### Data entries
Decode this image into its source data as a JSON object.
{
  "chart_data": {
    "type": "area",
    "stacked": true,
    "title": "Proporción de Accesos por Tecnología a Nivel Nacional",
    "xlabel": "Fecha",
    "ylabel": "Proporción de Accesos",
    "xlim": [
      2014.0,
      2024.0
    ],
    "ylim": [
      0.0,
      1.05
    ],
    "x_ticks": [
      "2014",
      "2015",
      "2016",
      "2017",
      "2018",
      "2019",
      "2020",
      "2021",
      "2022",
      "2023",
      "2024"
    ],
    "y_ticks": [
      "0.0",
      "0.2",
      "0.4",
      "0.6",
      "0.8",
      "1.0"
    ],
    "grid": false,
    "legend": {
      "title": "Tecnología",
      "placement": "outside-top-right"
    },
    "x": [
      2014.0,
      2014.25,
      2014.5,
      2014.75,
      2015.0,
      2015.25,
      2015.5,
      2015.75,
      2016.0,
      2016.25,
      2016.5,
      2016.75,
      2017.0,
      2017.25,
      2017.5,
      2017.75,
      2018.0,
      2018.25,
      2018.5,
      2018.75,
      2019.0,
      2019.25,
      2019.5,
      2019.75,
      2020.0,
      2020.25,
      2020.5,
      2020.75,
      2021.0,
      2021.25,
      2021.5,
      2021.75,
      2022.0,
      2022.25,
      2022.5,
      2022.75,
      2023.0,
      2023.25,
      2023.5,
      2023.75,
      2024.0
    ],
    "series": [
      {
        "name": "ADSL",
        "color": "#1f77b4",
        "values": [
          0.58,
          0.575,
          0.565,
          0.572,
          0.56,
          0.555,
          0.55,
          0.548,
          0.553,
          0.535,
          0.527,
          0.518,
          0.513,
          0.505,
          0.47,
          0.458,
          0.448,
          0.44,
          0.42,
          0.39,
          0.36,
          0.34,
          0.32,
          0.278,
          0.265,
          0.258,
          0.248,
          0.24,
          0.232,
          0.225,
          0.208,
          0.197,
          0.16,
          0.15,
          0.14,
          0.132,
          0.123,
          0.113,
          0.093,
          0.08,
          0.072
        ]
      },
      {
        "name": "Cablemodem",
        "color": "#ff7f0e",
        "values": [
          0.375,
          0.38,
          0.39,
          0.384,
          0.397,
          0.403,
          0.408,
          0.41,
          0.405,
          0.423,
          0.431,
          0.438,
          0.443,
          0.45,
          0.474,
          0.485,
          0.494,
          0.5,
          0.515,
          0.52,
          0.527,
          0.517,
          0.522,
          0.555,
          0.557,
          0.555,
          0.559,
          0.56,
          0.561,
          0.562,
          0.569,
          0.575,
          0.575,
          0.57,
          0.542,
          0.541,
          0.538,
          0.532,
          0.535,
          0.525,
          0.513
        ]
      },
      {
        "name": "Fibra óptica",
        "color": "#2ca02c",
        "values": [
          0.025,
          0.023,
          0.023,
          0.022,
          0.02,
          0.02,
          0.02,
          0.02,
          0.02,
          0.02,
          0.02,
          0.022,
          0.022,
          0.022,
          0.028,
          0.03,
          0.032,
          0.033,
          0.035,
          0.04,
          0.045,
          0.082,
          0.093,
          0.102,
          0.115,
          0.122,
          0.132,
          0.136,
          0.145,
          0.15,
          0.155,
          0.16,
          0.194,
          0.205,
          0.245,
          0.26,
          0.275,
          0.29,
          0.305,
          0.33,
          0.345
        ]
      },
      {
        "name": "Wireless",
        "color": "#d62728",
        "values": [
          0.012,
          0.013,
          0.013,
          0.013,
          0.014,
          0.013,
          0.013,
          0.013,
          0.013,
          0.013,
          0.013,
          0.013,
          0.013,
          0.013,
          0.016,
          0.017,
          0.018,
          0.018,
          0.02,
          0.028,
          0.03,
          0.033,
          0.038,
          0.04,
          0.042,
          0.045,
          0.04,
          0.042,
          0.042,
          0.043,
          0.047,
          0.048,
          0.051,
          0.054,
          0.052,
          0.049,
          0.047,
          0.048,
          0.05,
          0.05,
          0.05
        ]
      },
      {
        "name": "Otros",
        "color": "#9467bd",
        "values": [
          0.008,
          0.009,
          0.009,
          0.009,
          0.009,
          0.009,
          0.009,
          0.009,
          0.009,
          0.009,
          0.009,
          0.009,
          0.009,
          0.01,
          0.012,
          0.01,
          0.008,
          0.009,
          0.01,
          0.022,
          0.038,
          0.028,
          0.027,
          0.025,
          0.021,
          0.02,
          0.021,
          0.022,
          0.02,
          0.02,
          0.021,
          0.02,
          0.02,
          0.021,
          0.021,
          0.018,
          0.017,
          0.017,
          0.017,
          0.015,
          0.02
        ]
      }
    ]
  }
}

### Written instruction
Restate all of the entries above precisely.

### Solved exercise
Decode this image into its source data as a JSON object.
{
  "chart_data": {
    "type": "area",
    "stacked": true,
    "title": "Proporción de Accesos por Tecnología a Nivel Nacional",
    "xlabel": "Fecha",
    "ylabel": "Proporción de Accesos",
    "xlim": [
      2014.0,
      2024.0
    ],
    "ylim": [
      0.0,
      1.05
    ],
    "x_ticks": [
      "2014",
      "2015",
      "2016",
      "2017",
      "2018",
      "2019",
      "2020",
      "2021",
      "2022",
      "2023",
      "2024"
    ],
    "y_ticks": [
      "0.0",
      "0.2",
      "0.4",
      "0.6",
      "0.8",
      "1.0"
    ],
    "grid": false,
    "legend": {
      "title": "Tecnología",
      "placement": "outside-top-right"
    },
    "x": [
      2014.0,
      2014.25,
      2014.5,
      2014.75,
      2015.0,
      2015.25,
      2015.5,
      2015.75,
      2016.0,
      2016.25,
      2016.5,
      2016.75,
      2017.0,
      2017.25,
      2017.5,
      2017.75,
      2018.0,
      2018.25,
      2018.5,
      2018.75,
      2019.0,
      2019.25,
      2019.5,
      2019.75,
      2020.0,
      2020.25,
      2020.5,
      2020.75,
      2021.0,
      2021.25,
      2021.5,
      2021.75,
      2022.0,
      2022.25,
      2022.5,
      2022.75,
      2023.0,
      2023.25,
      2023.5,
      2023.75,
      2024.0
    ],
    "series": [
      {
        "name": "ADSL",
        "color": "#1f77b4",
        "values": [
          0.58,
          0.575,
          0.565,
          0.572,
          0.56,
          0.555,
          0.55,
          0.548,
          0.553,
          0.535,
          0.527,
          0.518,
          0.513,
          0.505,
          0.47,
          0.458,
          0.448,
          0.44,
          0.42,
          0.39,
          0.36,
          0.34,
          0.32,
          0.278,
          0.265,
          0.258,
          0.248,
          0.24,
          0.232,
          0.225,
          0.208,
          0.197,
          0.16,
          0.15,
          0.14,
          0.132,
          0.123,
          0.113,
          0.093,
          0.08,
          0.072
        ]
      },
      {
        "name": "Cablemodem",
        "color": "#ff7f0e",
        "values": [
          0.375,
          0.38,
          0.39,
          0.384,
          0.397,
          0.403,
          0.408,
          0.41,
          0.405,
          0.423,
          0.431,
          0.438,
          0.443,
          0.45,
          0.474,
          0.485,
          0.494,
          0.5,
          0.515,
          0.52,
          0.527,
          0.517,
          0.522,
          0.555,
          0.557,
          0.555,
          0.559,
          0.56,
          0.561,
          0.562,
          0.569,
          0.575,
          0.575,
          0.57,
          0.542,
          0.541,
          0.538,
          0.532,
          0.535,
          0.525,
          0.513
        ]
      },
      {
        "name": "Fibra óptica",
        "color": "#2ca02c",
        "values": [
          0.025,
          0.023,
          0.023,
          0.022,
          0.02,
          0.02,
          0.02,
          0.02,
          0.02,
          0.02,
          0.02,
          0.022,
          0.022,
          0.022,
          0.028,
          0.03,
          0.032,
          0.033,
          0.035,
          0.04,
          0.045,
          0.082,
          0.093,
          0.102,
          0.115,
          0.122,
          0.132,
          0.136,
          0.145,
          0.15,
          0.155,
          0.16,
          0.194,
          0.205,
          0.245,
          0.26,
          0.275,
          0.29,
          0.305,
          0.33,
          0.345
        ]
      },
      {
        "name": "Wireless",
        "color": "#d62728",
        "values": [
          0.012,
          0.013,
          0.013,
          0.013,
          0.014,
          0.013,
          0.013,
          0.013,
          0.013,
          0.013,
          0.013,
          0.013,
          0.013,
          0.013,
          0.016,
          0.017,
          0.018,
          0.018,
          0.02,
          0.028,
          0.03,
          0.033,
          0.038,
          0.04,
          0.042,
          0.045,
          0.04,
          0.042,
          0.042,
          0.043,
          0.047,
          0.048,
          0.051,
          0.054,
          0.052,
          0.049,
          0.047,
          0.048,
          0.05,
          0.05,
          0.05
        ]
      },
      {
        "name": "Otros",
        "color": "#9467bd",
        "values": [
          0.008,
          0.009,
          0.009,
          0.009,
          0.009,
          0.009,
          0.009,
          0.009,
          0.009,
          0.009,
          0.009,
          0.009,
          0.009,
          0.01,
          0.012,
          0.01,
          0.008,
          0.009,
          0.01,
          0.022,
          0.038,
          0.028,
          0.027,
          0.025,
          0.021,
          0.02,
          0.021,
          0.022,
          0.02,
          0.02,
          0.021,
          0.02,
          0.02,
          0.021,
          0.021,
          0.018,
          0.017,
          0.017,
          0.017,
          0.015,
          0.02
        ]
      }
    ]
  }
}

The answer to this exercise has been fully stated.